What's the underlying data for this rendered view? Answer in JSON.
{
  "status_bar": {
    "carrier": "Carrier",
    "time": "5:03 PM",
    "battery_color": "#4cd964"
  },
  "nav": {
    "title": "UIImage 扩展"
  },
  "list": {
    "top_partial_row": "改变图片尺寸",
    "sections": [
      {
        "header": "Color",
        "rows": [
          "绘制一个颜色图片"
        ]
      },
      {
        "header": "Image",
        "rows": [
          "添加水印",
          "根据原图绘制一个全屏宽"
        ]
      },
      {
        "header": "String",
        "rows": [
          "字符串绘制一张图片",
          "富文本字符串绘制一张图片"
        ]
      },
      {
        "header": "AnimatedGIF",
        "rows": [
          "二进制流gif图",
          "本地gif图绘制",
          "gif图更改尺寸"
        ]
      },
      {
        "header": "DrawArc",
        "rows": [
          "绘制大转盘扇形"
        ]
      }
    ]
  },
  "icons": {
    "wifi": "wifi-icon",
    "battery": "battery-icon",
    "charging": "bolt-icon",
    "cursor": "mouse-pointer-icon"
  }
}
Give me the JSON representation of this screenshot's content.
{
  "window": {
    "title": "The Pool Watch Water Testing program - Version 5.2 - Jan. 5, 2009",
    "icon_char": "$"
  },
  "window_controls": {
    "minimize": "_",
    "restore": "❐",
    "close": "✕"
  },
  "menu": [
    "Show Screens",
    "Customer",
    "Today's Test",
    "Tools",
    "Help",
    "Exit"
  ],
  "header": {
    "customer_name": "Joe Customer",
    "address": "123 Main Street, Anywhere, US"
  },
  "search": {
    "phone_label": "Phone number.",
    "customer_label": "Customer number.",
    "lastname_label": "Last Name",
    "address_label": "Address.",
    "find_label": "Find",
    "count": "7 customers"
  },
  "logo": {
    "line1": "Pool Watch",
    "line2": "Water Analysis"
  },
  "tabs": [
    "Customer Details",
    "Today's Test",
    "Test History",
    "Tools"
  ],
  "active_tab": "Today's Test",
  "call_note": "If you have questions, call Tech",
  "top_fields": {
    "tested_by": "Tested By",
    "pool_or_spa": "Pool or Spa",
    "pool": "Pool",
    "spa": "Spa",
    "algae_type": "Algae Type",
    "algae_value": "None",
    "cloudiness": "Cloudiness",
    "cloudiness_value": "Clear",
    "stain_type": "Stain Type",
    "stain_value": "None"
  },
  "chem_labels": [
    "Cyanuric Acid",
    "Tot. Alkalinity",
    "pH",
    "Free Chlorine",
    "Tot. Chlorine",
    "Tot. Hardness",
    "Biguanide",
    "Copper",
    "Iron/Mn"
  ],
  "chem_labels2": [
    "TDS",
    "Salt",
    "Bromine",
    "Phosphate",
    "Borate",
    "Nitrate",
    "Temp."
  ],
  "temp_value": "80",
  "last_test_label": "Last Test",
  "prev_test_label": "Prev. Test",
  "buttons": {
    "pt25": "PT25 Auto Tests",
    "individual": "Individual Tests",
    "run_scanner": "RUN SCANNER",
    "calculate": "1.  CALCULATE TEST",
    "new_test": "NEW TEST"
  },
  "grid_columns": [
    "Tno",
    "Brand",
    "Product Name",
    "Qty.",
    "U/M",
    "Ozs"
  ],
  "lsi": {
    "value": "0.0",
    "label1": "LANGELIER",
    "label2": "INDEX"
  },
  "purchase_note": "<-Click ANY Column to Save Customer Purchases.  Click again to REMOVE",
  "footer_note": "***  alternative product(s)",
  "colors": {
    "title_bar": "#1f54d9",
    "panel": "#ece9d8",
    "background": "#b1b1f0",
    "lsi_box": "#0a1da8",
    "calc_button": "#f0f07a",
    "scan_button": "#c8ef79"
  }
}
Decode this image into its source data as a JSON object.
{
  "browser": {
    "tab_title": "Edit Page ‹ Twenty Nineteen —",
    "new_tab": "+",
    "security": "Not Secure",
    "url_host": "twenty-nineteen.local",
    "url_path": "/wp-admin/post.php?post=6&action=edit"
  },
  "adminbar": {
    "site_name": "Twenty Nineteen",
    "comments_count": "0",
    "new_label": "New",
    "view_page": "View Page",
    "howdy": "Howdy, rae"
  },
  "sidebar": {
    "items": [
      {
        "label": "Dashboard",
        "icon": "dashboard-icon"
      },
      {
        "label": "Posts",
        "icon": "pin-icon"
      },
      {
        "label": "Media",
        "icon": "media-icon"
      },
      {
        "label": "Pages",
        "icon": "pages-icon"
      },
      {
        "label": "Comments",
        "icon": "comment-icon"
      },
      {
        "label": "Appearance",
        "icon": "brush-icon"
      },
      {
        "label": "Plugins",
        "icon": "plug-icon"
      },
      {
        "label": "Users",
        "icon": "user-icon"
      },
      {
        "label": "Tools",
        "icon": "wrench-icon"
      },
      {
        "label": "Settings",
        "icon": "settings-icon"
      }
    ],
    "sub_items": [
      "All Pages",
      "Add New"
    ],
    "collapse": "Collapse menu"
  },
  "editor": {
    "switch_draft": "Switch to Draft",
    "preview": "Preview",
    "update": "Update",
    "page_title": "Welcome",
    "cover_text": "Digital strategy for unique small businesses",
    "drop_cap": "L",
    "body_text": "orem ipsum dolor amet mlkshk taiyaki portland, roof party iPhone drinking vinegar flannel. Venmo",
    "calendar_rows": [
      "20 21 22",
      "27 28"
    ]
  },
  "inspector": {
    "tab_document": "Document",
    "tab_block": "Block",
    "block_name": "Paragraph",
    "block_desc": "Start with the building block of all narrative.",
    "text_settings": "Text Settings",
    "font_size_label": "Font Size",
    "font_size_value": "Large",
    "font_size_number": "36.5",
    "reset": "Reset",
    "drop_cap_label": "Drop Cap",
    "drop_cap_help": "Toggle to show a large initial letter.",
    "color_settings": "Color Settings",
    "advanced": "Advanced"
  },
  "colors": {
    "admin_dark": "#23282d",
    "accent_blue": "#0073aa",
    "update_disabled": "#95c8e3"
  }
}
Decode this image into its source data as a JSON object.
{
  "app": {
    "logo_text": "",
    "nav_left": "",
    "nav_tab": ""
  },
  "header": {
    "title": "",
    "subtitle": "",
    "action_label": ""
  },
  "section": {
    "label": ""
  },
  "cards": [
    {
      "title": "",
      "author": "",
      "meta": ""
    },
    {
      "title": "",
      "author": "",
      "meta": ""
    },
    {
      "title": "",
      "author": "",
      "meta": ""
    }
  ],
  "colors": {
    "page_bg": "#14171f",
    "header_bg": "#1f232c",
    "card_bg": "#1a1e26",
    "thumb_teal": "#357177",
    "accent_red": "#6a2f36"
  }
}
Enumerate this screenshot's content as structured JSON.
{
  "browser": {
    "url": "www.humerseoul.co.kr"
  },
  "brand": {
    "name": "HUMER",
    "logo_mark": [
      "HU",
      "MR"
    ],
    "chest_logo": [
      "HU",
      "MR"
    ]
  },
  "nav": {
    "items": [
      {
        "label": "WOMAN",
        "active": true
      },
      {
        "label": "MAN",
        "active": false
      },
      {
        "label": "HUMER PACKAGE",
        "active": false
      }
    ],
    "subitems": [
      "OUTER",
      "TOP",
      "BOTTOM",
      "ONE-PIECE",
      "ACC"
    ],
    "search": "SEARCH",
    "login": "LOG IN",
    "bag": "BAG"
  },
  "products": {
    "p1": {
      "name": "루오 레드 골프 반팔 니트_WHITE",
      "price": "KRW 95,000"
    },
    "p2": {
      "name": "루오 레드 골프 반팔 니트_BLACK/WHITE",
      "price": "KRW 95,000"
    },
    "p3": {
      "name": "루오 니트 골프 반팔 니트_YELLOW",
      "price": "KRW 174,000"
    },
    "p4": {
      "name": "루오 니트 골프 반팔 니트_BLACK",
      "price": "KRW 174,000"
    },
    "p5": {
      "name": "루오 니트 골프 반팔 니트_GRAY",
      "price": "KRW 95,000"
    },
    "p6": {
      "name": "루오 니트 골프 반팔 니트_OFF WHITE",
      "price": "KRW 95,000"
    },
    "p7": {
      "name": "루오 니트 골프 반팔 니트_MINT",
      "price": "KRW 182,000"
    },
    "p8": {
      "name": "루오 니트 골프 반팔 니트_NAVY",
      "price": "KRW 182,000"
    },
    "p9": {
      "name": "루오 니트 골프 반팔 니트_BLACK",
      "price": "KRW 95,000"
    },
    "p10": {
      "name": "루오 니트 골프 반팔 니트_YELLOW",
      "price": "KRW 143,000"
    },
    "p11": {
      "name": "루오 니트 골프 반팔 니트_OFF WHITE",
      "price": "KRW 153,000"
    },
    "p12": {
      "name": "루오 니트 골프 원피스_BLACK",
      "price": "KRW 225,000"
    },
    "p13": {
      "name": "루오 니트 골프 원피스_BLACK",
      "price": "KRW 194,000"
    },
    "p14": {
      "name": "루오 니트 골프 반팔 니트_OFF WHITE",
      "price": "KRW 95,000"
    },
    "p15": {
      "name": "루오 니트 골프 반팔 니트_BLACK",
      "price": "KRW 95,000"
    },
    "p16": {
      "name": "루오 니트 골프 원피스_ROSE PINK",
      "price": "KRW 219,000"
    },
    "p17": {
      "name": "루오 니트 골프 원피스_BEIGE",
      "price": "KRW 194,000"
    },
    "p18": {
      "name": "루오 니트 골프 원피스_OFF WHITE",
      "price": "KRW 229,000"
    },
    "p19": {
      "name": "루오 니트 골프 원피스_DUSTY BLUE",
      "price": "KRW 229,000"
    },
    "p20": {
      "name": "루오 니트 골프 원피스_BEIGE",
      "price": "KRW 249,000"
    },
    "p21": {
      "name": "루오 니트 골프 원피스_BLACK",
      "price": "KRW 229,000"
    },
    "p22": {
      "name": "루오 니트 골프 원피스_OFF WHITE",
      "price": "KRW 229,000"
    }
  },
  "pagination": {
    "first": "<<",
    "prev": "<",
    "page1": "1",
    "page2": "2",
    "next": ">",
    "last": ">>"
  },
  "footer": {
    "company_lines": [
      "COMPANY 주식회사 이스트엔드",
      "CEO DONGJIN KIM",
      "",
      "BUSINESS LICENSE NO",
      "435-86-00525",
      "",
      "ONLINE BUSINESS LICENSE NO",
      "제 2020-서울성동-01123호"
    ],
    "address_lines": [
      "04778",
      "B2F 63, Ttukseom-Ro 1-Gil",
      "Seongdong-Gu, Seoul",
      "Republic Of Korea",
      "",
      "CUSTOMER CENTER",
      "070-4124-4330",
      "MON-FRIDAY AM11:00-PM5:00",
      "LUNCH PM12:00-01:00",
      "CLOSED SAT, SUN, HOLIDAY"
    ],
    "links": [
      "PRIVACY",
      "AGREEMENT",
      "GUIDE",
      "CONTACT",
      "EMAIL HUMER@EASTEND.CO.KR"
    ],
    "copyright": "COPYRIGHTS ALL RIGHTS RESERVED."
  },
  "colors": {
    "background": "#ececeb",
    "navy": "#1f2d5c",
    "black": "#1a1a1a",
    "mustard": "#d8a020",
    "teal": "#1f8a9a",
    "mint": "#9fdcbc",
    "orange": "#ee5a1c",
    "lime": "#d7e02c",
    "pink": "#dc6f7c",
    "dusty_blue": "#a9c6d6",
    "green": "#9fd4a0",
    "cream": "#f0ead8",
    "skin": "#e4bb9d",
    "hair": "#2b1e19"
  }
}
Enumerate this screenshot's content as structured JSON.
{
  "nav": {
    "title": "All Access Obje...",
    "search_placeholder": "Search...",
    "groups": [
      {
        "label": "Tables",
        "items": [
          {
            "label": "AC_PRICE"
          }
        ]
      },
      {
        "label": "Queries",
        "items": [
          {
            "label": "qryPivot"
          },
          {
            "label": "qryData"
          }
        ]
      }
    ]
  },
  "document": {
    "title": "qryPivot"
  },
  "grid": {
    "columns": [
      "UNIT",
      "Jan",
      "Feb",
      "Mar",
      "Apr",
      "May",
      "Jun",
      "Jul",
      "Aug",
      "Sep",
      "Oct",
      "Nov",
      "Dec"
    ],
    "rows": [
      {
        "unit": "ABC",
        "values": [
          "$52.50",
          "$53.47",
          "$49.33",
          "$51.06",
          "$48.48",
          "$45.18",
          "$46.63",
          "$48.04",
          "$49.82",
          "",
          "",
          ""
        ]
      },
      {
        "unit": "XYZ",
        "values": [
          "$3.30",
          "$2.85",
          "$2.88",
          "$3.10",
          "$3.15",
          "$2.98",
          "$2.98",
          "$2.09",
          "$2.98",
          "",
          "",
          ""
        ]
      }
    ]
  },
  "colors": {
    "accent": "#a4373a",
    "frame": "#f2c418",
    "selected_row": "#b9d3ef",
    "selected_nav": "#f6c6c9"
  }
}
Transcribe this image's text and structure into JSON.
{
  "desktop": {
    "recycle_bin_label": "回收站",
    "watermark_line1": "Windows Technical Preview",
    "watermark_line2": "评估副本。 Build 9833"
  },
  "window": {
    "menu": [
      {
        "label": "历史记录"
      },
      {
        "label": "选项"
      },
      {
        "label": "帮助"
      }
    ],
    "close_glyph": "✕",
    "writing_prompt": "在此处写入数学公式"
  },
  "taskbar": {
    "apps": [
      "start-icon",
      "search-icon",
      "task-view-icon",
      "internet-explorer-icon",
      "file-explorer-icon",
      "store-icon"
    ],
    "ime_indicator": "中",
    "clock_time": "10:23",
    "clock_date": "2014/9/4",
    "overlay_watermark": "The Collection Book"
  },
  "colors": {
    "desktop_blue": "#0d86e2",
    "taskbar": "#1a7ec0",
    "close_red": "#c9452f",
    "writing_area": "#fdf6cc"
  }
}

****

● **Exercise aim**:
Set down only these lines, exactly: the line containing "Transcribe this image's" and each line after it, through the end of the listing.

● **Solution**:
Transcribe this image's text and structure into JSON.
{
  "desktop": {
    "recycle_bin_label": "回收站",
    "watermark_line1": "Windows Technical Preview",
    "watermark_line2": "评估副本。 Build 9833"
  },
  "window": {
    "menu": [
      {
        "label": "历史记录"
      },
      {
        "label": "选项"
      },
      {
        "label": "帮助"
      }
    ],
    "close_glyph": "✕",
    "writing_prompt": "在此处写入数学公式"
  },
  "taskbar": {
    "apps": [
      "start-icon",
      "search-icon",
      "task-view-icon",
      "internet-explorer-icon",
      "file-explorer-icon",
      "store-icon"
    ],
    "ime_indicator": "中",
    "clock_time": "10:23",
    "clock_date": "2014/9/4",
    "overlay_watermark": "The Collection Book"
  },
  "colors": {
    "desktop_blue": "#0d86e2",
    "taskbar": "#1a7ec0",
    "close_red": "#c9452f",
    "writing_area": "#fdf6cc"
  }
}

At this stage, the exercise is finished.